Problem description:
Retype all the records with nothing changed.

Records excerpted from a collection
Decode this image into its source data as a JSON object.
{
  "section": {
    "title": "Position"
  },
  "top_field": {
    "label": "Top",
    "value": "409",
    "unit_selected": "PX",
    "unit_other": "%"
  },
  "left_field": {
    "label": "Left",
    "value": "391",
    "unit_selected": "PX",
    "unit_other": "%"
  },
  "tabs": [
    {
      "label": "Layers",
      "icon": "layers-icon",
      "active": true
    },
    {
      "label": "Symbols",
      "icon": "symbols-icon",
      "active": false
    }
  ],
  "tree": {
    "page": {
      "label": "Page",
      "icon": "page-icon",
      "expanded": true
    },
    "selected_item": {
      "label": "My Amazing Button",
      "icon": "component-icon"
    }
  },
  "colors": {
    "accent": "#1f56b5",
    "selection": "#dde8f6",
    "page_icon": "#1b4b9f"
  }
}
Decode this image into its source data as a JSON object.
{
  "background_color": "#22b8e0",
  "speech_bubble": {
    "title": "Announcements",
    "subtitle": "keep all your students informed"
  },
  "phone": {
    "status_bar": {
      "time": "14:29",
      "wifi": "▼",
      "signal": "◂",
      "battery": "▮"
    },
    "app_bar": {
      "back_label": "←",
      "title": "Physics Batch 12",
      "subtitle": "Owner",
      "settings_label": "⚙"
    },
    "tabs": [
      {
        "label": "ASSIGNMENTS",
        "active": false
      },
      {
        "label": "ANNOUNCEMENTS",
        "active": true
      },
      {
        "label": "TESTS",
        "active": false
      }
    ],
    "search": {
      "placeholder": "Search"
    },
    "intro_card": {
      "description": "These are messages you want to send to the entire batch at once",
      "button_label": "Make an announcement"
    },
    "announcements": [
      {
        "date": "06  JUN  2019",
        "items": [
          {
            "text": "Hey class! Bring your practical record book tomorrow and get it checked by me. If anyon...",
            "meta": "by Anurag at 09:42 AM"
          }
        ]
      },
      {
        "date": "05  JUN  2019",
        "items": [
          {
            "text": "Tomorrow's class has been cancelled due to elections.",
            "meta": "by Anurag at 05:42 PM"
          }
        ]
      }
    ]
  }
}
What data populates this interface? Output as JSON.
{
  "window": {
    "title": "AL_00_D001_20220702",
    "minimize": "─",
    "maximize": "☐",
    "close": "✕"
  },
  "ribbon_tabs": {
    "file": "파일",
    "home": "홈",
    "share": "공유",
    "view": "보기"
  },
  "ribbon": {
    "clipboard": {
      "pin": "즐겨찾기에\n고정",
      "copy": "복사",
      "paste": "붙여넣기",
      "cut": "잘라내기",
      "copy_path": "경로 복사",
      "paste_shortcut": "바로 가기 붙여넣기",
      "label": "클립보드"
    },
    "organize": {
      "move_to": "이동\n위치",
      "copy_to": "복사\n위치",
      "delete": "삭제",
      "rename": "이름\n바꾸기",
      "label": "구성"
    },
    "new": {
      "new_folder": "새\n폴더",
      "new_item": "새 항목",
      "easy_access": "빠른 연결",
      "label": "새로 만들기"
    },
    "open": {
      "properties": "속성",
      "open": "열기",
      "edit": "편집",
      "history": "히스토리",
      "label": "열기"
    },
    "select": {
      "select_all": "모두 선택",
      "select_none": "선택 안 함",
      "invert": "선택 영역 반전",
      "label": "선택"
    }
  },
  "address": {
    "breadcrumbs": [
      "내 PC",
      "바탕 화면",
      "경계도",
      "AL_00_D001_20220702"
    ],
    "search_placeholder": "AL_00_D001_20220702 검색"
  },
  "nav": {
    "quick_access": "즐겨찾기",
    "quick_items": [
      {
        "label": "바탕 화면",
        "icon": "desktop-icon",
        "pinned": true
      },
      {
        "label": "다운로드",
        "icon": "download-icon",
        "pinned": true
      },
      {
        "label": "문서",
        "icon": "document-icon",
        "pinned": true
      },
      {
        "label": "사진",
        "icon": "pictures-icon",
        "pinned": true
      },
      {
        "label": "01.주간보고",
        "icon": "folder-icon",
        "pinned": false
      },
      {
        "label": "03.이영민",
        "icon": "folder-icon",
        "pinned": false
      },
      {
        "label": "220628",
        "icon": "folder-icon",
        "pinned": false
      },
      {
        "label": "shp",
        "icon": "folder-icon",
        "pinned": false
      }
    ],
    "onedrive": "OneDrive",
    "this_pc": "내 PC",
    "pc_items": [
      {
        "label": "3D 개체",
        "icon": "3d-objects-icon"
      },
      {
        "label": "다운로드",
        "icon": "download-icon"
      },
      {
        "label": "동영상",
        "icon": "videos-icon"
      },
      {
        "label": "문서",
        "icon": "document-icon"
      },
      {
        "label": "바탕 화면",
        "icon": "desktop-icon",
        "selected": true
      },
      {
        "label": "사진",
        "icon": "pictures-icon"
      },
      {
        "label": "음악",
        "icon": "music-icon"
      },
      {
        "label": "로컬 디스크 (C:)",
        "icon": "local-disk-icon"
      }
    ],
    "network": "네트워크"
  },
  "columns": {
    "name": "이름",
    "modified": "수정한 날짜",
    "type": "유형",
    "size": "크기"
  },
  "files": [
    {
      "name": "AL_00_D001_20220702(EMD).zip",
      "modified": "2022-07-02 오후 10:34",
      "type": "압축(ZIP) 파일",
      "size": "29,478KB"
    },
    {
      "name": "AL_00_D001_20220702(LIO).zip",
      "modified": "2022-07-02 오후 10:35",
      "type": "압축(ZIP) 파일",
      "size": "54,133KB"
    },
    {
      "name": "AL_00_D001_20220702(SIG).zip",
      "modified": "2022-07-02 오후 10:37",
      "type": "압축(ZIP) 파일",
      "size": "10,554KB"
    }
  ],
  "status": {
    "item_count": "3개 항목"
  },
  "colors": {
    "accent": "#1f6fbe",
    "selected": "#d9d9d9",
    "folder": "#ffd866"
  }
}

Answer to the exercise:
Decode this image into its source data as a JSON object.
{
  "section": {
    "title": "Position"
  },
  "top_field": {
    "label": "Top",
    "value": "409",
    "unit_selected": "PX",
    "unit_other": "%"
  },
  "left_field": {
    "label": "Left",
    "value": "391",
    "unit_selected": "PX",
    "unit_other": "%"
  },
  "tabs": [
    {
      "label": "Layers",
      "icon": "layers-icon",
      "active": true
    },
    {
      "label": "Symbols",
      "icon": "symbols-icon",
      "active": false
    }
  ],
  "tree": {
    "page": {
      "label": "Page",
      "icon": "page-icon",
      "expanded": true
    },
    "selected_item": {
      "label": "My Amazing Button",
      "icon": "component-icon"
    }
  },
  "colors": {
    "accent": "#1f56b5",
    "selection": "#dde8f6",
    "page_icon": "#1b4b9f"
  }
}
Decode this image into its source data as a JSON object.
{
  "background_color": "#22b8e0",
  "speech_bubble": {
    "title": "Announcements",
    "subtitle": "keep all your students informed"
  },
  "phone": {
    "status_bar": {
      "time": "14:29",
      "wifi": "▼",
      "signal": "◂",
      "battery": "▮"
    },
    "app_bar": {
      "back_label": "←",
      "title": "Physics Batch 12",
      "subtitle": "Owner",
      "settings_label": "⚙"
    },
    "tabs": [
      {
        "label": "ASSIGNMENTS",
        "active": false
      },
      {
        "label": "ANNOUNCEMENTS",
        "active": true
      },
      {
        "label": "TESTS",
        "active": false
      }
    ],
    "search": {
      "placeholder": "Search"
    },
    "intro_card": {
      "description": "These are messages you want to send to the entire batch at once",
      "button_label": "Make an announcement"
    },
    "announcements": [
      {
        "date": "06  JUN  2019",
        "items": [
          {
            "text": "Hey class! Bring your practical record book tomorrow and get it checked by me. If anyon...",
            "meta": "by Anurag at 09:42 AM"
          }
        ]
      },
      {
        "date": "05  JUN  2019",
        "items": [
          {
            "text": "Tomorrow's class has been cancelled due to elections.",
            "meta": "by Anurag at 05:42 PM"
          }
        ]
      }
    ]
  }
}
What data populates this interface? Output as JSON.
{
  "window": {
    "title": "AL_00_D001_20220702",
    "minimize": "─",
    "maximize": "☐",
    "close": "✕"
  },
  "ribbon_tabs": {
    "file": "파일",
    "home": "홈",
    "share": "공유",
    "view": "보기"
  },
  "ribbon": {
    "clipboard": {
      "pin": "즐겨찾기에\n고정",
      "copy": "복사",
      "paste": "붙여넣기",
      "cut": "잘라내기",
      "copy_path": "경로 복사",
      "paste_shortcut": "바로 가기 붙여넣기",
      "label": "클립보드"
    },
    "organize": {
      "move_to": "이동\n위치",
      "copy_to": "복사\n위치",
      "delete": "삭제",
      "rename": "이름\n바꾸기",
      "label": "구성"
    },
    "new": {
      "new_folder": "새\n폴더",
      "new_item": "새 항목",
      "easy_access": "빠른 연결",
      "label": "새로 만들기"
    },
    "open": {
      "properties": "속성",
      "open": "열기",
      "edit": "편집",
      "history": "히스토리",
      "label": "열기"
    },
    "select": {
      "select_all": "모두 선택",
      "select_none": "선택 안 함",
      "invert": "선택 영역 반전",
      "label": "선택"
    }
  },
  "address": {
    "breadcrumbs": [
      "내 PC",
      "바탕 화면",
      "경계도",
      "AL_00_D001_20220702"
    ],
    "search_placeholder": "AL_00_D001_20220702 검색"
  },
  "nav": {
    "quick_access": "즐겨찾기",
    "quick_items": [
      {
        "label": "바탕 화면",
        "icon": "desktop-icon",
        "pinned": true
      },
      {
        "label": "다운로드",
        "icon": "download-icon",
        "pinned": true
      },
      {
        "label": "문서",
        "icon": "document-icon",
        "pinned": true
      },
      {
        "label": "사진",
        "icon": "pictures-icon",
        "pinned": true
      },
      {
        "label": "01.주간보고",
        "icon": "folder-icon",
        "pinned": false
      },
      {
        "label": "03.이영민",
        "icon": "folder-icon",
        "pinned": false
      },
      {
        "label": "220628",
        "icon": "folder-icon",
        "pinned": false
      },
      {
        "label": "shp",
        "icon": "folder-icon",
        "pinned": false
      }
    ],
    "onedrive": "OneDrive",
    "this_pc": "내 PC",
    "pc_items": [
      {
        "label": "3D 개체",
        "icon": "3d-objects-icon"
      },
      {
        "label": "다운로드",
        "icon": "download-icon"
      },
      {
        "label": "동영상",
        "icon": "videos-icon"
      },
      {
        "label": "문서",
        "icon": "document-icon"
      },
      {
        "label": "바탕 화면",
        "icon": "desktop-icon",
        "selected": true
      },
      {
        "label": "사진",
        "icon": "pictures-icon"
      },
      {
        "label": "음악",
        "icon": "music-icon"
      },
      {
        "label": "로컬 디스크 (C:)",
        "icon": "local-disk-icon"
      }
    ],
    "network": "네트워크"
  },
  "columns": {
    "name": "이름",
    "modified": "수정한 날짜",
    "type": "유형",
    "size": "크기"
  },
  "files": [
    {
      "name": "AL_00_D001_20220702(EMD).zip",
      "modified": "2022-07-02 오후 10:34",
      "type": "압축(ZIP) 파일",
      "size": "29,478KB"
    },
    {
      "name": "AL_00_D001_20220702(LIO).zip",
      "modified": "2022-07-02 오후 10:35",
      "type": "압축(ZIP) 파일",
      "size": "54,133KB"
    },
    {
      "name": "AL_00_D001_20220702(SIG).zip",
      "modified": "2022-07-02 오후 10:37",
      "type": "압축(ZIP) 파일",
      "size": "10,554KB"
    }
  ],
  "status": {
    "item_count": "3개 항목"
  },
  "colors": {
    "accent": "#1f6fbe",
    "selected": "#d9d9d9",
    "folder": "#ffd866"
  }
}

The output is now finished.